Labeled region listing:

===

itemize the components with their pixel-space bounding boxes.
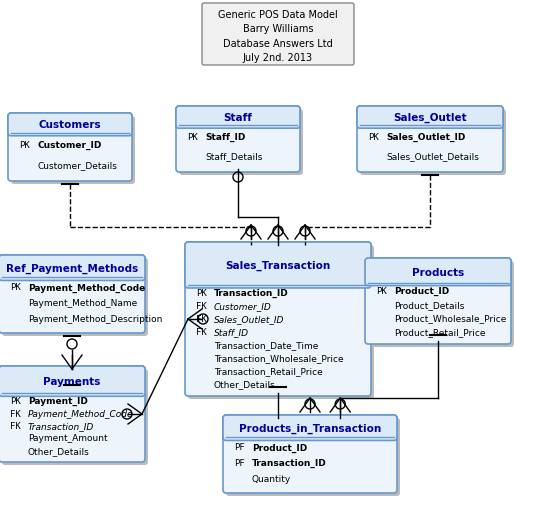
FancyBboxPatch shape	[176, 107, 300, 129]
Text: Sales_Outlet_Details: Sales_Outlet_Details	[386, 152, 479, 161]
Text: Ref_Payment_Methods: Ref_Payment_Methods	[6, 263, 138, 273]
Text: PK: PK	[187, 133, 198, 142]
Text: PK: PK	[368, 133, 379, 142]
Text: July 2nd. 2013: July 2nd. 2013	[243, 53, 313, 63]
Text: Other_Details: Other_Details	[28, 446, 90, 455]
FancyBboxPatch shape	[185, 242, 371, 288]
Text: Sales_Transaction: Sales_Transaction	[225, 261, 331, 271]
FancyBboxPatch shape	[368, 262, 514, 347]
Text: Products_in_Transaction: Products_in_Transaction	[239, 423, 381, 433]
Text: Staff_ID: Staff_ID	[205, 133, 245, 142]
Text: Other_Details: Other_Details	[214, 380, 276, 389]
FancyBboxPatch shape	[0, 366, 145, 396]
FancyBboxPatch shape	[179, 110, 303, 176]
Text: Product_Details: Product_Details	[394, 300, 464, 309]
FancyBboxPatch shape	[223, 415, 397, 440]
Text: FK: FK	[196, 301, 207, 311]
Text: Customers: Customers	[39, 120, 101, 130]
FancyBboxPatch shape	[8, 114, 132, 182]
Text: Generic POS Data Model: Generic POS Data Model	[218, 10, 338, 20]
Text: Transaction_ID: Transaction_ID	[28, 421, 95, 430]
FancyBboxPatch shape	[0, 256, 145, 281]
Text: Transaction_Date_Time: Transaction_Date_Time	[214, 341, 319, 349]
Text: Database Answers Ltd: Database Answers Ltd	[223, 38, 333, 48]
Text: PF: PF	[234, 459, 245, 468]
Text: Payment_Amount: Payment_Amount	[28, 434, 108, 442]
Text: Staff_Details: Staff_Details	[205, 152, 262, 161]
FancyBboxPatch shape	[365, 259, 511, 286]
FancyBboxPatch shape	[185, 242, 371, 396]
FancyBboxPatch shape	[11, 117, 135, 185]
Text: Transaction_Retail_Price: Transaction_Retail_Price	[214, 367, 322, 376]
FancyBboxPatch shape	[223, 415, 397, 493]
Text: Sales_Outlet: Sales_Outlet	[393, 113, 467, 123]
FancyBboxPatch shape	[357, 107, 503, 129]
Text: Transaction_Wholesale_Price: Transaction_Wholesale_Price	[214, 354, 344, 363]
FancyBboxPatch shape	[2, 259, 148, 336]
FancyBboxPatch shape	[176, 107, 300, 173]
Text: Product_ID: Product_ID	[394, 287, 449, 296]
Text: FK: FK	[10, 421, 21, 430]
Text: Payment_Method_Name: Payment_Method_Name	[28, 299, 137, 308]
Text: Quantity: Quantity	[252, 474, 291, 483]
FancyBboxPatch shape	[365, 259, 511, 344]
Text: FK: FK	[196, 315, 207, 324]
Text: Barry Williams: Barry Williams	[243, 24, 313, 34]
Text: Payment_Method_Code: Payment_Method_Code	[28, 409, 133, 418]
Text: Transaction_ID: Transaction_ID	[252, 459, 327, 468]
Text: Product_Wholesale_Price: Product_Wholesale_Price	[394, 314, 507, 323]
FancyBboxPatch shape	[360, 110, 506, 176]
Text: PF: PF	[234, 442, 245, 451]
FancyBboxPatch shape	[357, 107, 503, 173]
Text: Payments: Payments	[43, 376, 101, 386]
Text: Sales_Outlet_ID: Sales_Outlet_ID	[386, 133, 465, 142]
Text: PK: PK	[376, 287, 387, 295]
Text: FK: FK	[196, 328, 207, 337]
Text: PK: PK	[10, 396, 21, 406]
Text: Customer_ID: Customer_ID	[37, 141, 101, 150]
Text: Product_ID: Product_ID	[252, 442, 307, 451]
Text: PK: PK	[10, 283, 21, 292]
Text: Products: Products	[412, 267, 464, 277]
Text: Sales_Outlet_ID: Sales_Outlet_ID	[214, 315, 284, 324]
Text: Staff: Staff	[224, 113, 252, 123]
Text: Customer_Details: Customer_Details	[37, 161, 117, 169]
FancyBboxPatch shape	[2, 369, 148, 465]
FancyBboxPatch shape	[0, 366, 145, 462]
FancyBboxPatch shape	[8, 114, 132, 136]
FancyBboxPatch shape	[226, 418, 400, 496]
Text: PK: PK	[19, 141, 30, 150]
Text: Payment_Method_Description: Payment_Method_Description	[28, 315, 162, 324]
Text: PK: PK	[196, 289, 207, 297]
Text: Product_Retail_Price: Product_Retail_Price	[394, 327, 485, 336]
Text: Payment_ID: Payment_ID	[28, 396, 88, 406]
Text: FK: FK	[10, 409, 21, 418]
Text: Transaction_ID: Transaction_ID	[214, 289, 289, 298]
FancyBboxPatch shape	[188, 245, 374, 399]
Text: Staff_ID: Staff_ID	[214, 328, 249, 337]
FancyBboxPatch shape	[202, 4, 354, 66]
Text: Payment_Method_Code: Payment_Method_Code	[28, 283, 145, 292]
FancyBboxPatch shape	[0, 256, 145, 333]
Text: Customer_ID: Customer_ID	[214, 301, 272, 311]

===

WHAT IS NEEDED: Copy the entire listing above word for word, omitting the pictures.

SOLUTION:
itemize the components with their pixel-space bounding boxes.
FancyBboxPatch shape	[176, 107, 300, 129]
Text: Sales_Outlet_Details: Sales_Outlet_Details	[386, 152, 479, 161]
Text: Ref_Payment_Methods: Ref_Payment_Methods	[6, 263, 138, 273]
Text: PK: PK	[187, 133, 198, 142]
Text: PK: PK	[368, 133, 379, 142]
Text: July 2nd. 2013: July 2nd. 2013	[243, 53, 313, 63]
Text: Other_Details: Other_Details	[28, 446, 90, 455]
FancyBboxPatch shape	[185, 242, 371, 288]
Text: Sales_Transaction: Sales_Transaction	[225, 261, 331, 271]
FancyBboxPatch shape	[368, 262, 514, 347]
Text: Products_in_Transaction: Products_in_Transaction	[239, 423, 381, 433]
Text: Staff_ID: Staff_ID	[205, 133, 245, 142]
Text: Other_Details: Other_Details	[214, 380, 276, 389]
FancyBboxPatch shape	[0, 366, 145, 396]
FancyBboxPatch shape	[179, 110, 303, 176]
Text: Product_Details: Product_Details	[394, 300, 464, 309]
FancyBboxPatch shape	[223, 415, 397, 440]
Text: FK: FK	[196, 301, 207, 311]
Text: Customers: Customers	[39, 120, 101, 130]
FancyBboxPatch shape	[8, 114, 132, 182]
Text: Generic POS Data Model: Generic POS Data Model	[218, 10, 338, 20]
Text: Transaction_ID: Transaction_ID	[28, 421, 95, 430]
FancyBboxPatch shape	[0, 256, 145, 281]
Text: Transaction_Date_Time: Transaction_Date_Time	[214, 341, 319, 349]
Text: Database Answers Ltd: Database Answers Ltd	[223, 38, 333, 48]
Text: PF: PF	[234, 459, 245, 468]
Text: Payment_Amount: Payment_Amount	[28, 434, 108, 442]
Text: Staff_Details: Staff_Details	[205, 152, 262, 161]
FancyBboxPatch shape	[365, 259, 511, 286]
FancyBboxPatch shape	[185, 242, 371, 396]
FancyBboxPatch shape	[11, 117, 135, 185]
Text: Transaction_Retail_Price: Transaction_Retail_Price	[214, 367, 322, 376]
FancyBboxPatch shape	[223, 415, 397, 493]
Text: Sales_Outlet: Sales_Outlet	[393, 113, 467, 123]
FancyBboxPatch shape	[357, 107, 503, 129]
Text: Transaction_Wholesale_Price: Transaction_Wholesale_Price	[214, 354, 344, 363]
FancyBboxPatch shape	[2, 259, 148, 336]
FancyBboxPatch shape	[176, 107, 300, 173]
Text: Product_ID: Product_ID	[394, 287, 449, 296]
Text: FK: FK	[10, 421, 21, 430]
Text: Payment_Method_Name: Payment_Method_Name	[28, 299, 137, 308]
Text: Quantity: Quantity	[252, 474, 291, 483]
FancyBboxPatch shape	[365, 259, 511, 344]
Text: FK: FK	[196, 315, 207, 324]
Text: Barry Williams: Barry Williams	[243, 24, 313, 34]
Text: Payment_Method_Code: Payment_Method_Code	[28, 409, 133, 418]
Text: Transaction_ID: Transaction_ID	[252, 459, 327, 468]
Text: Product_Wholesale_Price: Product_Wholesale_Price	[394, 314, 507, 323]
FancyBboxPatch shape	[360, 110, 506, 176]
Text: PF: PF	[234, 442, 245, 451]
FancyBboxPatch shape	[357, 107, 503, 173]
Text: Payments: Payments	[43, 376, 101, 386]
Text: Sales_Outlet_ID: Sales_Outlet_ID	[386, 133, 465, 142]
Text: PK: PK	[376, 287, 387, 295]
Text: FK: FK	[196, 328, 207, 337]
Text: PK: PK	[10, 396, 21, 406]
Text: Customer_ID: Customer_ID	[37, 141, 101, 150]
Text: Product_ID: Product_ID	[252, 442, 307, 451]
Text: PK: PK	[10, 283, 21, 292]
Text: Products: Products	[412, 267, 464, 277]
Text: Sales_Outlet_ID: Sales_Outlet_ID	[214, 315, 284, 324]
Text: Staff: Staff	[224, 113, 252, 123]
Text: Customer_Details: Customer_Details	[37, 161, 117, 169]
FancyBboxPatch shape	[2, 369, 148, 465]
FancyBboxPatch shape	[0, 366, 145, 462]
FancyBboxPatch shape	[8, 114, 132, 136]
FancyBboxPatch shape	[226, 418, 400, 496]
Text: PK: PK	[19, 141, 30, 150]
Text: Payment_Method_Description: Payment_Method_Description	[28, 315, 162, 324]
Text: PK: PK	[196, 289, 207, 297]
Text: Product_Retail_Price: Product_Retail_Price	[394, 327, 485, 336]
Text: Payment_ID: Payment_ID	[28, 396, 88, 406]
Text: FK: FK	[10, 409, 21, 418]
Text: Transaction_ID: Transaction_ID	[214, 289, 289, 298]
FancyBboxPatch shape	[188, 245, 374, 399]
Text: Staff_ID: Staff_ID	[214, 328, 249, 337]
FancyBboxPatch shape	[202, 4, 354, 66]
Text: Payment_Method_Code: Payment_Method_Code	[28, 283, 145, 292]
FancyBboxPatch shape	[0, 256, 145, 333]
Text: Customer_ID: Customer_ID	[214, 301, 272, 311]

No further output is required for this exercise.